» Instructions for the task: What are all the distinct pound amounts in the article on cleaners' wages? List each one once.

===== Excerpt =====

9 March 2020

Should cleaners really be paid £20 an hour?


To celebrate International Women’s Day, the Guardian proffered an idea feminist academic Airanne Shahvisi, who suggests that cleaners in the UK ought to be paid about £20 an hour.

To get to this number Sahavisi simply takes Britain’s average wage and says that’s what a cleaner should get. This is how she sets about calculating what she claims the wage ought to be.

“An average UK employee earns £518 each week for working an average of 37 hours. Accounting for lunch breaks and statutory paid leave – to which a cleaner is generally not entitled – this means that an average person earns £18.14 per actual working hour. Adding in £3 for a return bus fare, a cleaner should therefore be paid £21.14 to clean for an hour, or £39.28 for a two-hour session (and more for those based in London).”

This is to entirely ignore – if she ever got it in the first place – the point about wages. In a market economy, prices are set to balance supply and demand.

A lot of people who would like to have their homes or businesses cleaned, and are generally prepared to pay around £9 an hour for the labour involved. Just as there is plenty of demand, so there are a lot of people willing to do the job for that wage.

Raising cleaners’ wages for some reasons, moral or otherwise, would simply mean fewer people being willing to pay and more people willing to do the job. We would end up with a glut of willing cleaners and a dearth of clean places, which seems to not be a particularly desirable state of affairs. Again, this is where the price system comes in, matching the number of people willing to do a job with those willing to pay for it.

===== Data excerpts =====

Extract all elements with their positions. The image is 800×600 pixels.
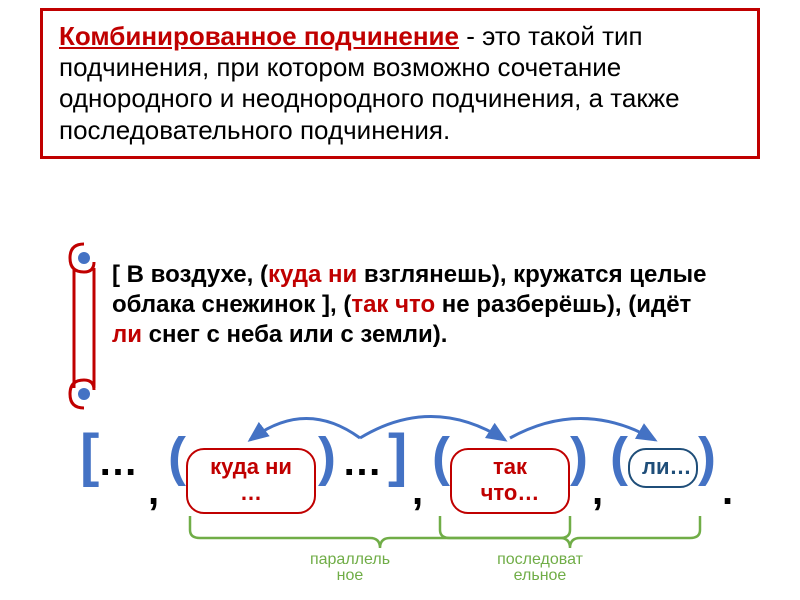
punctuation: .	[722, 469, 733, 514]
square-bracket: [	[80, 422, 99, 489]
example-text-fragment: ли	[112, 321, 149, 348]
punctuation: ,	[592, 469, 603, 514]
ellipsis: …	[98, 440, 138, 485]
underbrace-label: параллельное	[290, 552, 410, 584]
parenthesis: (	[610, 426, 628, 488]
conjunction-box: куда ни …	[186, 448, 316, 514]
example-text-fragment: куда ни	[268, 261, 364, 288]
conjunction-box: ли…	[628, 448, 698, 488]
parenthesis: )	[318, 426, 336, 488]
parenthesis: (	[432, 426, 450, 488]
scroll-ornament	[66, 238, 102, 413]
example-sentence: [ В воздухе, (куда ни взглянешь), кружат…	[100, 252, 720, 358]
example-text-fragment: снег с неба или с земли).	[149, 321, 448, 348]
example-text-fragment: [ В воздухе, (	[112, 261, 268, 288]
parenthesis: )	[698, 426, 716, 488]
parenthesis: )	[570, 426, 588, 488]
example-text-fragment: так что	[351, 291, 441, 318]
definition-title: Комбинированное подчинение	[59, 21, 459, 51]
underbrace	[190, 516, 570, 548]
punctuation: ,	[412, 469, 423, 514]
punctuation: ,	[148, 469, 159, 514]
underbrace-label: последовательное	[480, 552, 600, 584]
ellipsis: …	[342, 440, 382, 485]
structure-row: […,(куда ни …)…],(так что…),(ли…).	[40, 430, 760, 510]
parenthesis: (	[168, 426, 186, 488]
square-bracket: ]	[388, 422, 407, 489]
example-text-fragment: не разберёшь), (идёт	[442, 291, 692, 318]
conjunction-box: так что…	[450, 448, 570, 514]
definition-box: Комбинированное подчинение - это такой т…	[40, 8, 760, 159]
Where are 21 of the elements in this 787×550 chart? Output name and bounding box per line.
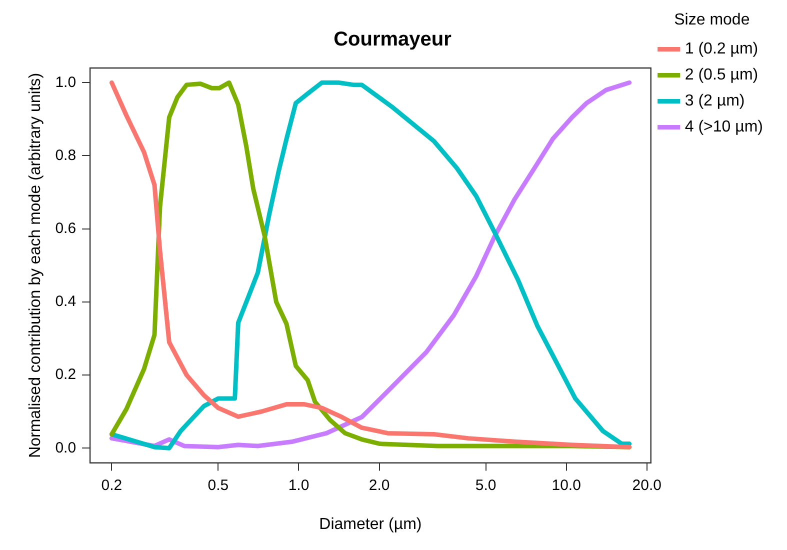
x-tick-label: 20.0 — [632, 476, 662, 494]
chart-title: Courmayeur — [334, 28, 452, 51]
legend-label: 2 (0.5 µm) — [684, 66, 758, 84]
x-tick-label: 10.0 — [552, 476, 581, 494]
y-tick-label: 1.0 — [55, 74, 76, 91]
y-tick-label: 0.0 — [55, 439, 76, 456]
y-tick-label: 0.4 — [55, 293, 76, 310]
y-tick-label: 0.8 — [55, 146, 76, 164]
legend-title: Size mode — [674, 11, 750, 28]
x-tick-label: 1.0 — [288, 476, 310, 494]
x-tick-label: 0.5 — [208, 476, 229, 494]
legend-label: 4 (>10 µm) — [684, 118, 764, 136]
x-tick-label: 0.2 — [101, 476, 122, 494]
x-tick-label: 5.0 — [475, 476, 496, 494]
x-axis-title: Diameter (µm) — [319, 516, 422, 533]
legend-label: 1 (0.2 µm) — [684, 40, 758, 58]
y-axis-title: Normalised contribution by each mode (arbitrary units) — [27, 72, 44, 458]
y-tick-label: 0.6 — [55, 220, 76, 237]
legend-label: 3 (2 µm) — [684, 92, 745, 110]
x-tick-label: 2.0 — [368, 476, 390, 494]
y-tick-label: 0.2 — [55, 366, 76, 384]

=====

» Solution for this exercise: £20, £518, £18.14, £3, £21.14, £39.28, £9